Given request:
Reproduce all the entries exactly.

Saved data entries
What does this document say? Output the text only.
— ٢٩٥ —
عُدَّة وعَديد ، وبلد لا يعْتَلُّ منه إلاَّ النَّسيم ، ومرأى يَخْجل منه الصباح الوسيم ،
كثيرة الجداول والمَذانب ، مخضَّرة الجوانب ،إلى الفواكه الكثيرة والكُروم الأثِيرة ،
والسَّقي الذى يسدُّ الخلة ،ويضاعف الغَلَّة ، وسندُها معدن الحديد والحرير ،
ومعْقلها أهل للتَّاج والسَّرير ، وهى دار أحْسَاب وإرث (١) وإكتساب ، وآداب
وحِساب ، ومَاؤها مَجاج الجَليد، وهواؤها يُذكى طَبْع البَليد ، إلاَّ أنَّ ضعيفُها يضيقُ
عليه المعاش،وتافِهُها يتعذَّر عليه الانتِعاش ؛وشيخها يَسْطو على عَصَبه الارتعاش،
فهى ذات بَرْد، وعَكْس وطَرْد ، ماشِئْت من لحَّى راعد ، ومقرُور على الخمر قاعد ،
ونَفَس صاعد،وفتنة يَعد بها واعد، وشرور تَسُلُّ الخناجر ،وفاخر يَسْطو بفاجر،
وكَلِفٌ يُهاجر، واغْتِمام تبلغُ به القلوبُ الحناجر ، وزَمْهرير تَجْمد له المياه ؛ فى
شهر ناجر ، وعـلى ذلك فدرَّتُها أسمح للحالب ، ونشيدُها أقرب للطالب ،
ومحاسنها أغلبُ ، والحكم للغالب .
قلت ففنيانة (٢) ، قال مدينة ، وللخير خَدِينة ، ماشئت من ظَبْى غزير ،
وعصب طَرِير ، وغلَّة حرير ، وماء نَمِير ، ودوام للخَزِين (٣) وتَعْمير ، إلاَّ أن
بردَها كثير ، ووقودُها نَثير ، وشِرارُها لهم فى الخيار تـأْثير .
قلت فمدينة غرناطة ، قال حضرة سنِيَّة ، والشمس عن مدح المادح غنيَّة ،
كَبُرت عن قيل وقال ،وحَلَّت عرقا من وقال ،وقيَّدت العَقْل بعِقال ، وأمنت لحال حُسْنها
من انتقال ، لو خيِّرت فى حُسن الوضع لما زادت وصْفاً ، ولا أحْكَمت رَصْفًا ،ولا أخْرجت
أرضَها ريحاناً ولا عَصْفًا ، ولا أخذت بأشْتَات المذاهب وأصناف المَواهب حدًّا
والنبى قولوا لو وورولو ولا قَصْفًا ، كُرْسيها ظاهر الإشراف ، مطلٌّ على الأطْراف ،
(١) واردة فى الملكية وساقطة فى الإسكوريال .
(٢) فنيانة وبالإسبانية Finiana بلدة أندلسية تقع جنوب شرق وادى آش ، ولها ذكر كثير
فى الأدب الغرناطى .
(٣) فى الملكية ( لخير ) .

Full output:
What does this document say? Output the text only.
— ٢٩٥ —
عُدَّة وعَديد ، وبلد لا يعْتَلُّ منه إلاَّ النَّسيم ، ومرأى يَخْجل منه الصباح الوسيم ،
كثيرة الجداول والمَذانب ، مخضَّرة الجوانب ،إلى الفواكه الكثيرة والكُروم الأثِيرة ،
والسَّقي الذى يسدُّ الخلة ،ويضاعف الغَلَّة ، وسندُها معدن الحديد والحرير ،
ومعْقلها أهل للتَّاج والسَّرير ، وهى دار أحْسَاب وإرث (١) وإكتساب ، وآداب
وحِساب ، ومَاؤها مَجاج الجَليد، وهواؤها يُذكى طَبْع البَليد ، إلاَّ أنَّ ضعيفُها يضيقُ
عليه المعاش،وتافِهُها يتعذَّر عليه الانتِعاش ؛وشيخها يَسْطو على عَصَبه الارتعاش،
فهى ذات بَرْد، وعَكْس وطَرْد ، ماشِئْت من لحَّى راعد ، ومقرُور على الخمر قاعد ،
ونَفَس صاعد،وفتنة يَعد بها واعد، وشرور تَسُلُّ الخناجر ،وفاخر يَسْطو بفاجر،
وكَلِفٌ يُهاجر، واغْتِمام تبلغُ به القلوبُ الحناجر ، وزَمْهرير تَجْمد له المياه ؛ فى
شهر ناجر ، وعـلى ذلك فدرَّتُها أسمح للحالب ، ونشيدُها أقرب للطالب ،
ومحاسنها أغلبُ ، والحكم للغالب .
قلت ففنيانة (٢) ، قال مدينة ، وللخير خَدِينة ، ماشئت من ظَبْى غزير ،
وعصب طَرِير ، وغلَّة حرير ، وماء نَمِير ، ودوام للخَزِين (٣) وتَعْمير ، إلاَّ أن
بردَها كثير ، ووقودُها نَثير ، وشِرارُها لهم فى الخيار تـأْثير .
قلت فمدينة غرناطة ، قال حضرة سنِيَّة ، والشمس عن مدح المادح غنيَّة ،
كَبُرت عن قيل وقال ،وحَلَّت عرقا من وقال ،وقيَّدت العَقْل بعِقال ، وأمنت لحال حُسْنها
من انتقال ، لو خيِّرت فى حُسن الوضع لما زادت وصْفاً ، ولا أحْكَمت رَصْفًا ،ولا أخْرجت
أرضَها ريحاناً ولا عَصْفًا ، ولا أخذت بأشْتَات المذاهب وأصناف المَواهب حدًّا
والنبى قولوا لو وورولو ولا قَصْفًا ، كُرْسيها ظاهر الإشراف ، مطلٌّ على الأطْراف ،
(١) واردة فى الملكية وساقطة فى الإسكوريال .
(٢) فنيانة وبالإسبانية Finiana بلدة أندلسية تقع جنوب شرق وادى آش ، ولها ذكر كثير
فى الأدب الغرناطى .
(٣) فى الملكية ( لخير ) .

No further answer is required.